[START THE DATA]

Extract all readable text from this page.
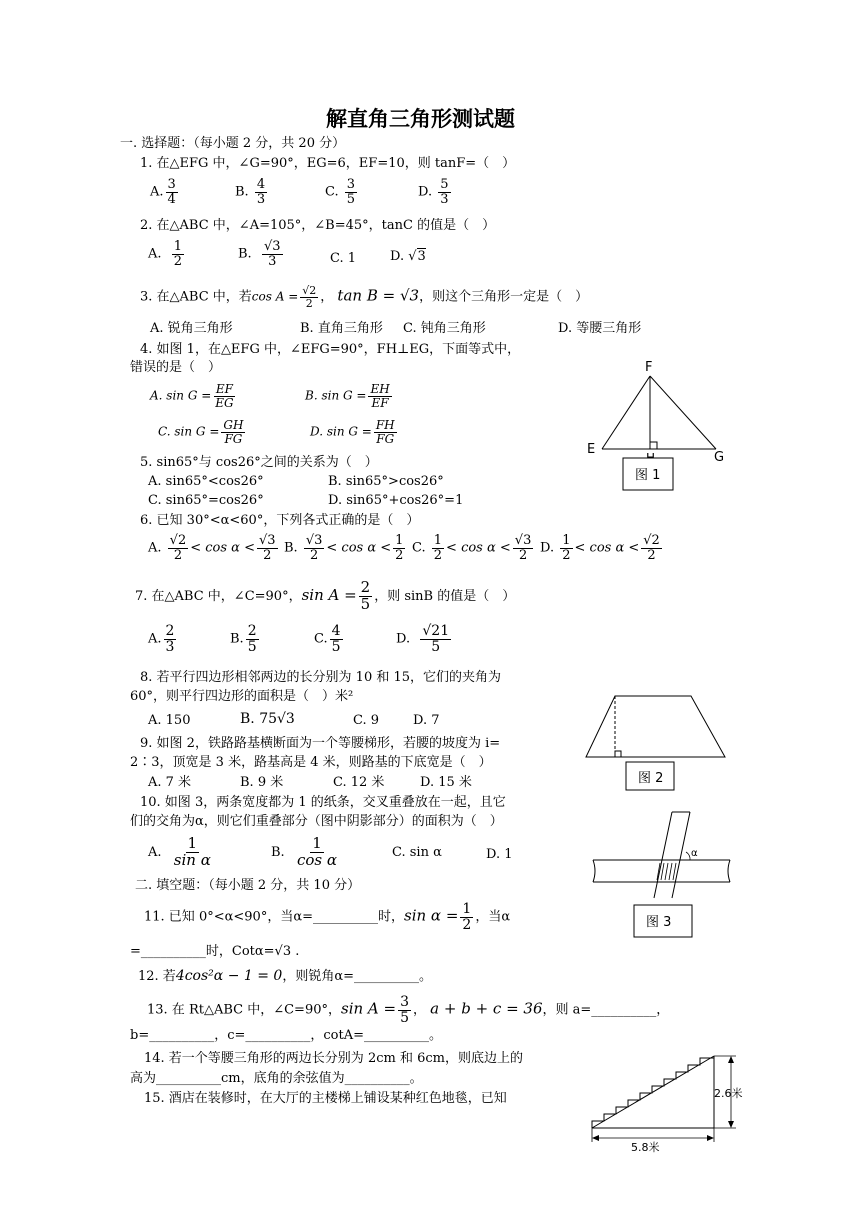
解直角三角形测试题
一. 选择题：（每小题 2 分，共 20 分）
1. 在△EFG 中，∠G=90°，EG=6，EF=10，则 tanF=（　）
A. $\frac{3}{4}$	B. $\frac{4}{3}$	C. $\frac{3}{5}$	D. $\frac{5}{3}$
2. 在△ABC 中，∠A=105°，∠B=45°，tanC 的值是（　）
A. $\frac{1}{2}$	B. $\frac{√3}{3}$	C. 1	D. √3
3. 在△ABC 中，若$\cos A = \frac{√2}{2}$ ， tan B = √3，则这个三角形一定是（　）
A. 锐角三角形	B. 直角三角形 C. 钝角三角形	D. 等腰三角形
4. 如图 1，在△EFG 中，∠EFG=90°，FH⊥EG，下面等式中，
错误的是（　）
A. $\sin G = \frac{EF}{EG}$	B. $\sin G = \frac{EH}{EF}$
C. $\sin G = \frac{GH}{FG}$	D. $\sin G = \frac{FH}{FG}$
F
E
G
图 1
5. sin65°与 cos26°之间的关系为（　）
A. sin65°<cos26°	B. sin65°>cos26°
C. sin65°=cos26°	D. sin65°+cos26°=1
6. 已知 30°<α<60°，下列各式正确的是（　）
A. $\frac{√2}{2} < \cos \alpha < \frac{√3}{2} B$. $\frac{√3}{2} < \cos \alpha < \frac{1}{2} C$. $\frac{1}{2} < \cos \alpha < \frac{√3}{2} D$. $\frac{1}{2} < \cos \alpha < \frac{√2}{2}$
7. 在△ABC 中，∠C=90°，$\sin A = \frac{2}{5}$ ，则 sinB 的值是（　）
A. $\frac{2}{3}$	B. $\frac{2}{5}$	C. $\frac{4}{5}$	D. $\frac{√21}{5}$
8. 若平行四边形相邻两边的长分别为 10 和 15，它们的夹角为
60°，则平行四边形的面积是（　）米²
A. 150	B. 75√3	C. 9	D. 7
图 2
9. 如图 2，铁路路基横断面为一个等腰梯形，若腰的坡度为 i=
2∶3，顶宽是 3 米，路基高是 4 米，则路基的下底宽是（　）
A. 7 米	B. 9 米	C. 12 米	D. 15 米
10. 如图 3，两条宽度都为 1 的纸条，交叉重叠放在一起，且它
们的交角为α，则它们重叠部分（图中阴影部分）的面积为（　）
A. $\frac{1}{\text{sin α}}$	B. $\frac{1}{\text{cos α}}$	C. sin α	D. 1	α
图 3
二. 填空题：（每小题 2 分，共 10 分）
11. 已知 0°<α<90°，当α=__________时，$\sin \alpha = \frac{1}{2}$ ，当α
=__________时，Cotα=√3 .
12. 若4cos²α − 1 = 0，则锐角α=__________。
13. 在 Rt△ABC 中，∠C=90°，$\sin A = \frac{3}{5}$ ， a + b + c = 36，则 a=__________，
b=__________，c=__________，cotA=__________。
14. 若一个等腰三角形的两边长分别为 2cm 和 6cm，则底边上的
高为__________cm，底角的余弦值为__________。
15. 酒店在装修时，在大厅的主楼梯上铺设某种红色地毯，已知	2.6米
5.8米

[END THE DATA]
[START THE DATA]

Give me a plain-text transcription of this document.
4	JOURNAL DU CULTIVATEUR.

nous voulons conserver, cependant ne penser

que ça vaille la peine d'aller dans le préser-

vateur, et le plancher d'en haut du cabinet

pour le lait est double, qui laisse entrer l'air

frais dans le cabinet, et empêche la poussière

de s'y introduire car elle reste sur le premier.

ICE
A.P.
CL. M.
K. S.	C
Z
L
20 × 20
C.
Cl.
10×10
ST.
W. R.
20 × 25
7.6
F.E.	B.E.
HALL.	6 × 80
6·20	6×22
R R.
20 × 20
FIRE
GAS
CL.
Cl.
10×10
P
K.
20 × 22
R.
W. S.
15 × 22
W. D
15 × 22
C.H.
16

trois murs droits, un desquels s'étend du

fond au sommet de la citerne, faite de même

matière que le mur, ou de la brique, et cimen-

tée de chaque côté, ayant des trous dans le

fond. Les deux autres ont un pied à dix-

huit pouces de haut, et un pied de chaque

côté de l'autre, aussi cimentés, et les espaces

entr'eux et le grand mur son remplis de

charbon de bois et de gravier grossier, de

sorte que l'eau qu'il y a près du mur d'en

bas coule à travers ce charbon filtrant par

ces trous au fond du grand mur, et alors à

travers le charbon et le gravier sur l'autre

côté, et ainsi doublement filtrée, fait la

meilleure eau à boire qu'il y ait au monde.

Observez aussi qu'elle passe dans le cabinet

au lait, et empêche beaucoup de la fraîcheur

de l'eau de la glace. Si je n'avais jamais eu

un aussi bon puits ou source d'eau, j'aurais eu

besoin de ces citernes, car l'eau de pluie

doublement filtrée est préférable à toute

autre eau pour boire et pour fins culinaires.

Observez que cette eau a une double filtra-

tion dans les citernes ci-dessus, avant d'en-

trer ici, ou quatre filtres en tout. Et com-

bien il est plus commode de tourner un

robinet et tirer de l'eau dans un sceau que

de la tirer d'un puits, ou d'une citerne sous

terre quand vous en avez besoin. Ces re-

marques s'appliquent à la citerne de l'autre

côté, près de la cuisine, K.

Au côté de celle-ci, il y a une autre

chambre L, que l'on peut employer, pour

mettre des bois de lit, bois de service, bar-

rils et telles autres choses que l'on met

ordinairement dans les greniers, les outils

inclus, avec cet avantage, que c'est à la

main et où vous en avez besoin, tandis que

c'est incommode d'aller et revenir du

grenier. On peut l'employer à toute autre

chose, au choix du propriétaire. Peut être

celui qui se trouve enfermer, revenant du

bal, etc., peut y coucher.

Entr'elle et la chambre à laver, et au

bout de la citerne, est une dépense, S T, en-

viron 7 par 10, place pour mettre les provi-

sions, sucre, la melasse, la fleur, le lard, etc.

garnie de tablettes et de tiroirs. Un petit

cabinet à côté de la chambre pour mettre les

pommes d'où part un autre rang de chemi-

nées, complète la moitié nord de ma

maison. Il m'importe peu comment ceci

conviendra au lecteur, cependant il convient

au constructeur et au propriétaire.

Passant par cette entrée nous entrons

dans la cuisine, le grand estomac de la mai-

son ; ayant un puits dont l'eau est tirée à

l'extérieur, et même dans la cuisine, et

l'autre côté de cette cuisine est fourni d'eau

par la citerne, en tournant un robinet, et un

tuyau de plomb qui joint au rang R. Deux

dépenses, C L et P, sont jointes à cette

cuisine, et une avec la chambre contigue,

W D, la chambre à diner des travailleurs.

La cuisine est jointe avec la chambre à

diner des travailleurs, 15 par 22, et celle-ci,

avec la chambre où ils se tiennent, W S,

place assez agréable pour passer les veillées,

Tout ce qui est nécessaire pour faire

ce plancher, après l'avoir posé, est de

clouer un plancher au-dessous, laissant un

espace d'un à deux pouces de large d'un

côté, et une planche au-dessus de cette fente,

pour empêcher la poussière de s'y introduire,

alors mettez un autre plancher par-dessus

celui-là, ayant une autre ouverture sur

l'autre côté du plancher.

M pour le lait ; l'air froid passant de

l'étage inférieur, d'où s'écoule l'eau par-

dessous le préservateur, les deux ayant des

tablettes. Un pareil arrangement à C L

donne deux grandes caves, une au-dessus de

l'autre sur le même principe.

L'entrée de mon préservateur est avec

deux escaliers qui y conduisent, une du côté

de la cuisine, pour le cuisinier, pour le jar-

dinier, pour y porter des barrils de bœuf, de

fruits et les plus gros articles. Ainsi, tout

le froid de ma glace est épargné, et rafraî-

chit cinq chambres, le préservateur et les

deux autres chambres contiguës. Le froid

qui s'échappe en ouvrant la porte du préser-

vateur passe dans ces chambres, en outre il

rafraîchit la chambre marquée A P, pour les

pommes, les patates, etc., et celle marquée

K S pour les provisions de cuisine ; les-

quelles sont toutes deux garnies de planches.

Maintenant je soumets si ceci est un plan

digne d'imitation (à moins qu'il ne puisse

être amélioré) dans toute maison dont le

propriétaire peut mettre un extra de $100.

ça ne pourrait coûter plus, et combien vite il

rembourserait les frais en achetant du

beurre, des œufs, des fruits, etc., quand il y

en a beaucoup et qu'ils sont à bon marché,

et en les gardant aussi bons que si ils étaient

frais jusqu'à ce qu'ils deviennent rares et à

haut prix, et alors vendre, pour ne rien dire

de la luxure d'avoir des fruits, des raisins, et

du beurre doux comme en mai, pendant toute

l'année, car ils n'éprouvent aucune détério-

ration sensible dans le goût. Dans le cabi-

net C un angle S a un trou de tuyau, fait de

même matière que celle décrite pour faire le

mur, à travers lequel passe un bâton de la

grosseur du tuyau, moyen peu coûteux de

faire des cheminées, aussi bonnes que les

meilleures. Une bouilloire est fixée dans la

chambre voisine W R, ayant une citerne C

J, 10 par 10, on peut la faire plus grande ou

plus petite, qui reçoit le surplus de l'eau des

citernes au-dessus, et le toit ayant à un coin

[END THE DATA]

## YOUR OBJECTIVE
Search the data above for the word "filtrée", then gather each line in which it appears.

## SOLUTION FOR THIS TASK
côté, et ainsi doublement filtrée, fait la
doublement filtrée est préférable à toute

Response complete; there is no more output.